:: Material provided ::
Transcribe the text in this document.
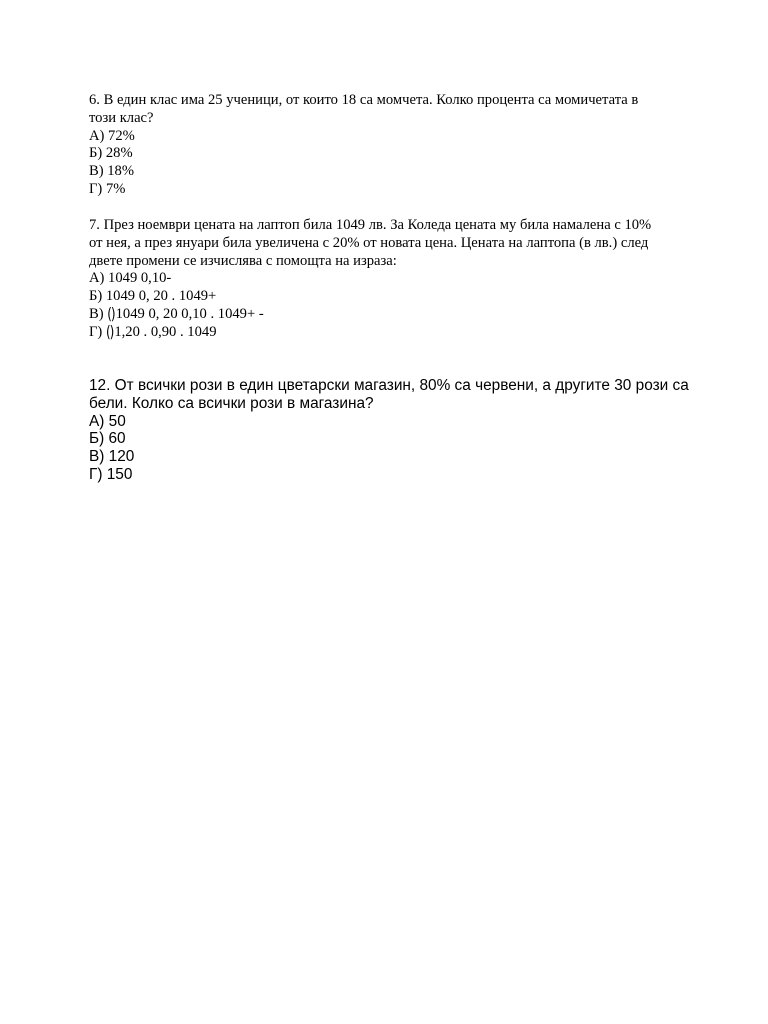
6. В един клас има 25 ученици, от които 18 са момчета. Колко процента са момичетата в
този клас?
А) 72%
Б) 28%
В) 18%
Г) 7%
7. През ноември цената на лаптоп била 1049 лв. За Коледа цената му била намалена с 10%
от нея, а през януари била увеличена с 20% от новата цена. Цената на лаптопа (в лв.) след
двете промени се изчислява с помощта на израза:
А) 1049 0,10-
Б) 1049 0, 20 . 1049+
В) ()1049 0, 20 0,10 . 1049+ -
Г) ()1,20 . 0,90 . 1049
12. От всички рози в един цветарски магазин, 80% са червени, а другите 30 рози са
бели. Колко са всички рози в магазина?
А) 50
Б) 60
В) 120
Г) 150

:: What to produce ::
From the entries, report each line that includes the word "рози".

:: Response to this task ::
12. От всички рози в един цветарски магазин, 80% са червени, а другите 30 рози са
бели. Колко са всички рози в магазина?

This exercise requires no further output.